▶ _PROBLEM REQUIREMENTS_
Could you restate every line of the data word for word?

== Segment start ==

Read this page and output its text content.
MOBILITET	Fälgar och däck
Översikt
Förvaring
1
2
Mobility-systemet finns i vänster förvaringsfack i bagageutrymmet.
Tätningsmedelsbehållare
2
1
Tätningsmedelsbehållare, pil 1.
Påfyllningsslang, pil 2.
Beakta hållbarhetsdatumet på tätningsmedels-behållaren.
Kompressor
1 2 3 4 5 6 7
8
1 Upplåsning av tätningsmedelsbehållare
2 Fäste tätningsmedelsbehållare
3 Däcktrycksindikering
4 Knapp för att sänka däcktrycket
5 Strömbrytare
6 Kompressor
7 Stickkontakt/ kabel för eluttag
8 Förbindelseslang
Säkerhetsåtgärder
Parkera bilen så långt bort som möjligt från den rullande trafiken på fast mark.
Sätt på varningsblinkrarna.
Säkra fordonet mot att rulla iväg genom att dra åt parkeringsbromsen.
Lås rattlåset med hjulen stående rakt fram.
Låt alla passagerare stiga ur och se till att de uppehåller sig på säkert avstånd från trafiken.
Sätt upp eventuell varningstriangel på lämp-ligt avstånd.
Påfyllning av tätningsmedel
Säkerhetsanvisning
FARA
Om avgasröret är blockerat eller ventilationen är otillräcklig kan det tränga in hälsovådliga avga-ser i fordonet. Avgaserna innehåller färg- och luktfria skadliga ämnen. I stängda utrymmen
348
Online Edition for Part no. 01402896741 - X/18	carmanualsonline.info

== Segment end ==

▶ _OUTPUT FOR THIS EXERCISE_
Read this page and output its text content.
MOBILITET	Fälgar och däck
Översikt
Förvaring
1
2
Mobility-systemet finns i vänster förvaringsfack i bagageutrymmet.
Tätningsmedelsbehållare
2
1
Tätningsmedelsbehållare, pil 1.
Påfyllningsslang, pil 2.
Beakta hållbarhetsdatumet på tätningsmedels-behållaren.
Kompressor
1 2 3 4 5 6 7
8
1 Upplåsning av tätningsmedelsbehållare
2 Fäste tätningsmedelsbehållare
3 Däcktrycksindikering
4 Knapp för att sänka däcktrycket
5 Strömbrytare
6 Kompressor
7 Stickkontakt/ kabel för eluttag
8 Förbindelseslang
Säkerhetsåtgärder
Parkera bilen så långt bort som möjligt från den rullande trafiken på fast mark.
Sätt på varningsblinkrarna.
Säkra fordonet mot att rulla iväg genom att dra åt parkeringsbromsen.
Lås rattlåset med hjulen stående rakt fram.
Låt alla passagerare stiga ur och se till att de uppehåller sig på säkert avstånd från trafiken.
Sätt upp eventuell varningstriangel på lämp-ligt avstånd.
Påfyllning av tätningsmedel
Säkerhetsanvisning
FARA
Om avgasröret är blockerat eller ventilationen är otillräcklig kan det tränga in hälsovådliga avga-ser i fordonet. Avgaserna innehåller färg- och luktfria skadliga ämnen. I stängda utrymmen
348
Online Edition for Part no. 01402896741 - X/18	carmanualsonline.info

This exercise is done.